TASK PROMPT
Locate every line below that contains the word "JSON" and copy it.

(Saved data entries)
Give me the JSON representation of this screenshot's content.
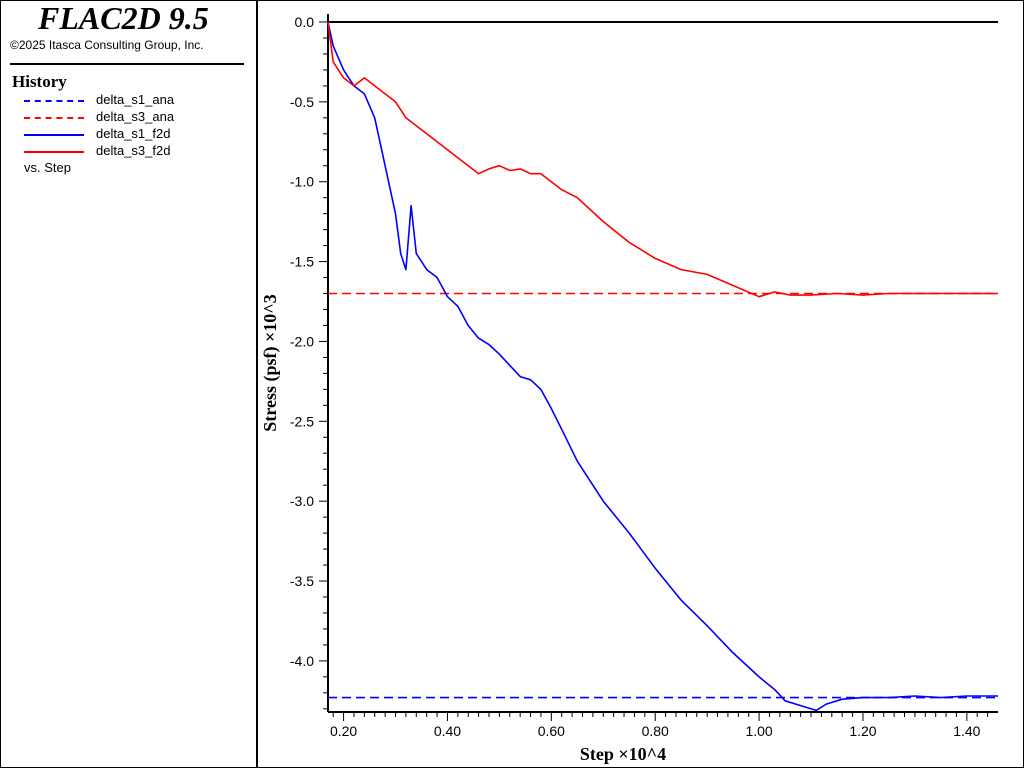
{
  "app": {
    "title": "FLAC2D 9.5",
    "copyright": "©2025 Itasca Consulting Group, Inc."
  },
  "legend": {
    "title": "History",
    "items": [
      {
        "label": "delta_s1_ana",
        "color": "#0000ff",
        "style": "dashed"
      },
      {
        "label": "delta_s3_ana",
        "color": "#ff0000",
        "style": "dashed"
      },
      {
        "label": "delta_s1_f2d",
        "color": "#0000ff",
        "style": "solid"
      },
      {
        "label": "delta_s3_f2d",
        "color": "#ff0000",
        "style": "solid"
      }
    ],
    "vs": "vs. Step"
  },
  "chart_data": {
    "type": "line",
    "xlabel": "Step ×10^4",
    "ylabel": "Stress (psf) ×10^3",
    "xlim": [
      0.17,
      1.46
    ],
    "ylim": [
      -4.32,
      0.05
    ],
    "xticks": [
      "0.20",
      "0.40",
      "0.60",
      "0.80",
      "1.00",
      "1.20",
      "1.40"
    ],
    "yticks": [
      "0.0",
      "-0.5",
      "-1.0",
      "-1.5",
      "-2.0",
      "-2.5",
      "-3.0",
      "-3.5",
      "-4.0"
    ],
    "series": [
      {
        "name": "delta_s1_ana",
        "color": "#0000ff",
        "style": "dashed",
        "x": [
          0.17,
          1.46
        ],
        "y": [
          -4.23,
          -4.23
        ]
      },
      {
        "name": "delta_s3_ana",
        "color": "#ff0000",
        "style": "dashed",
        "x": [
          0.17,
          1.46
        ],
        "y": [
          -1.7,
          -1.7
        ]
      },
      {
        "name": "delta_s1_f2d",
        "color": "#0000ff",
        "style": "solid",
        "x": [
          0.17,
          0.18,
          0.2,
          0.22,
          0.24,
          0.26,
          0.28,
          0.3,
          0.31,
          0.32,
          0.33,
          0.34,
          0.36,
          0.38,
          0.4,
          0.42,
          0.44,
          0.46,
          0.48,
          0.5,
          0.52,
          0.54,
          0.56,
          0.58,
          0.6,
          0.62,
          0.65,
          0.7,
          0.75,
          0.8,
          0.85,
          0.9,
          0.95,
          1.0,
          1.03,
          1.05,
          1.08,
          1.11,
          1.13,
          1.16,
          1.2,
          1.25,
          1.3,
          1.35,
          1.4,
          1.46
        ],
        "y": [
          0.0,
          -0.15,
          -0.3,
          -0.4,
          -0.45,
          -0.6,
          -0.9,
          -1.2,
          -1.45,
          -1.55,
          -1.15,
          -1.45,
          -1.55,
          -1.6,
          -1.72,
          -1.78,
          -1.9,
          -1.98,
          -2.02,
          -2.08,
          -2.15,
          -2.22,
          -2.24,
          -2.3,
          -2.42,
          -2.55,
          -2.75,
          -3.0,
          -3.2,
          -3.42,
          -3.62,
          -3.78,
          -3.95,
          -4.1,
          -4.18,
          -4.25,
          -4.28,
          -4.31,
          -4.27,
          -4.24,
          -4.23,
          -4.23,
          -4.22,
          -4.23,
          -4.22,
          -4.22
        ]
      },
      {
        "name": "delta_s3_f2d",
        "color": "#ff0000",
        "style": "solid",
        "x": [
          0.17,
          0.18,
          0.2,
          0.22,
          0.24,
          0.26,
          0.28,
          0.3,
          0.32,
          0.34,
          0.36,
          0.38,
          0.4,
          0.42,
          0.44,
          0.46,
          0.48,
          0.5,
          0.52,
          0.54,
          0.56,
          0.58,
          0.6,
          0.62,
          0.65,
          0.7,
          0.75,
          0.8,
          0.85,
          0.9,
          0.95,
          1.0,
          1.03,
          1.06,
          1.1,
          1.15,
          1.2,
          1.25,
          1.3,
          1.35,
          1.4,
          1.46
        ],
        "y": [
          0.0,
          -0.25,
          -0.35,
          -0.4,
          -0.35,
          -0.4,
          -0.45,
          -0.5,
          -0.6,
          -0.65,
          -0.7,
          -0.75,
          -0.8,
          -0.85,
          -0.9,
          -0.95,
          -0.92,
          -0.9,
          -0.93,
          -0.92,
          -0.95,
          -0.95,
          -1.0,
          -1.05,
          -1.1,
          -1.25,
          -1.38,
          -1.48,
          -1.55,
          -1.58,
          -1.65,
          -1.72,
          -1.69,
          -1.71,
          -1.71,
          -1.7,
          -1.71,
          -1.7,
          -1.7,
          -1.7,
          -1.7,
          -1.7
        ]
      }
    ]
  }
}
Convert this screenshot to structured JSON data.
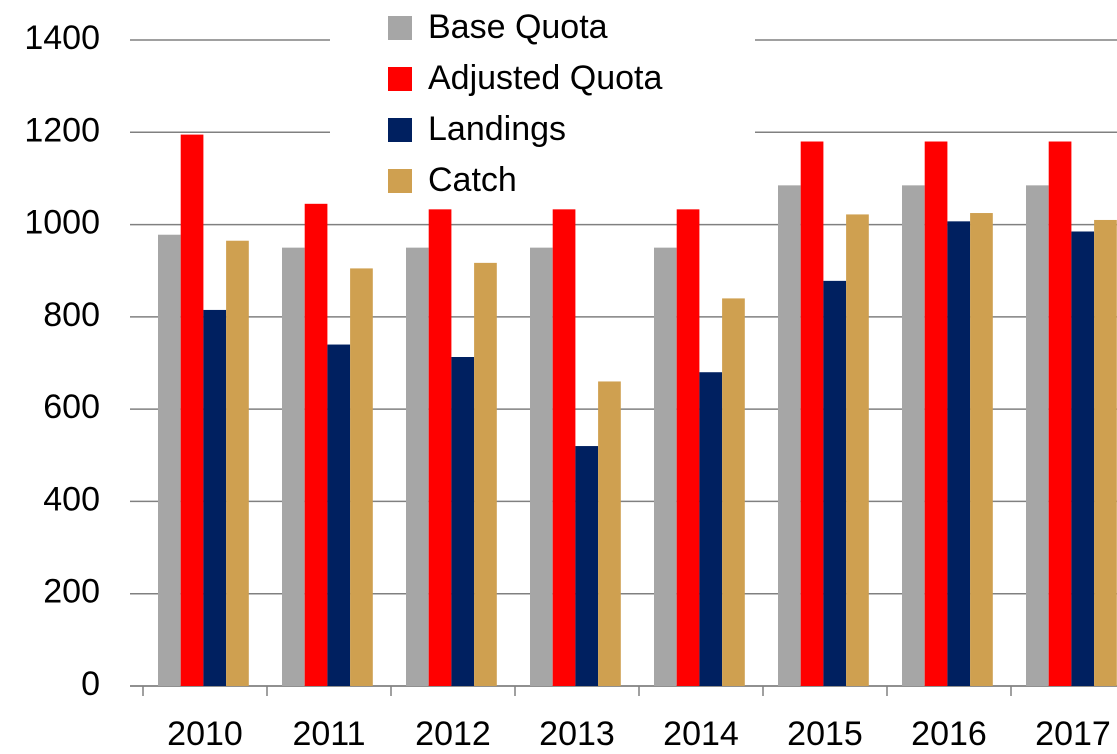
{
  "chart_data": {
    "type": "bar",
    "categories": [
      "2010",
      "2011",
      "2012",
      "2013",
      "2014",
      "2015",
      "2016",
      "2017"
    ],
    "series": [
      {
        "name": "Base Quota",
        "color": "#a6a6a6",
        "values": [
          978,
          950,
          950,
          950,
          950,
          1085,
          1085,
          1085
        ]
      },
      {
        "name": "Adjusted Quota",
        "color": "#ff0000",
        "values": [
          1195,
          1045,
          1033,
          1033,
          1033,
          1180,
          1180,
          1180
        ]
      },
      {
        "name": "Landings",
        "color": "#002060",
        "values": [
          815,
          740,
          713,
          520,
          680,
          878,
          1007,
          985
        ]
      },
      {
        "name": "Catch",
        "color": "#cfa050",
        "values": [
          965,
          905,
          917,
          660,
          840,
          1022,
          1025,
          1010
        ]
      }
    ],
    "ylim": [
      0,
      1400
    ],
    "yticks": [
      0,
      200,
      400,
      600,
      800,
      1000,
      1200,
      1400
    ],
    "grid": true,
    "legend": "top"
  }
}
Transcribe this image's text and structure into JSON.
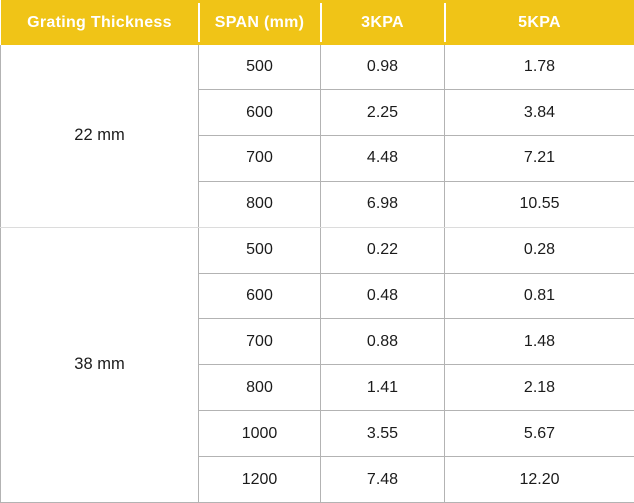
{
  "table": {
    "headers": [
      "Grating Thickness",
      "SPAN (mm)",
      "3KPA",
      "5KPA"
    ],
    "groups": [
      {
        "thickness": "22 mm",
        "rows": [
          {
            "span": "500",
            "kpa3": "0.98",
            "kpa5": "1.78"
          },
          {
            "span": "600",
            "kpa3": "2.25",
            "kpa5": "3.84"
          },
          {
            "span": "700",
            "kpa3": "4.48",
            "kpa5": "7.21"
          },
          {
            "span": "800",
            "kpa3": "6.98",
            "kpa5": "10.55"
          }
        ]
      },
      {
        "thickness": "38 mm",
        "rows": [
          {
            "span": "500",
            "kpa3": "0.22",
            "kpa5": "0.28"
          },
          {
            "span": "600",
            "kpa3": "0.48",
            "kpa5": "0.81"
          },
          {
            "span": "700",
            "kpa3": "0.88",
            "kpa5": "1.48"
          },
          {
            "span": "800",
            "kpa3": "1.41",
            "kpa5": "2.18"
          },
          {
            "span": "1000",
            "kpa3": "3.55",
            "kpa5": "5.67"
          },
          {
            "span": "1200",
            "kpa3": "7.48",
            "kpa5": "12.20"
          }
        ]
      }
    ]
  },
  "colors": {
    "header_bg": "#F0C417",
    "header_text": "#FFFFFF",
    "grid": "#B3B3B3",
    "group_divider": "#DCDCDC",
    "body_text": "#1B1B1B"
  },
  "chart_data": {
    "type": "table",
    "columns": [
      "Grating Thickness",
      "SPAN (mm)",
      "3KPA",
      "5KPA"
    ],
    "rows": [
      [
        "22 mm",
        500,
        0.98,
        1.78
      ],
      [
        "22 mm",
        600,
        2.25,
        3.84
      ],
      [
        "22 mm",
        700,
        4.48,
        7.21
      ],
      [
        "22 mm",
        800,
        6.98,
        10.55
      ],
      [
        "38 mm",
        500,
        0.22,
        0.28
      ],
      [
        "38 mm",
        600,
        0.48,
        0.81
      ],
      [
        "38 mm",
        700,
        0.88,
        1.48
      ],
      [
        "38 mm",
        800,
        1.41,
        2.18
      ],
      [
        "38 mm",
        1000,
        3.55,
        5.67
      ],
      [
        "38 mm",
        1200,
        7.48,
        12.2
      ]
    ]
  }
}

TASK ANSWER
Give me the JSON representation of this screenshot's content.
Convert this screenshot to structured JSON data.
Transcribe this image's text and structure into JSON.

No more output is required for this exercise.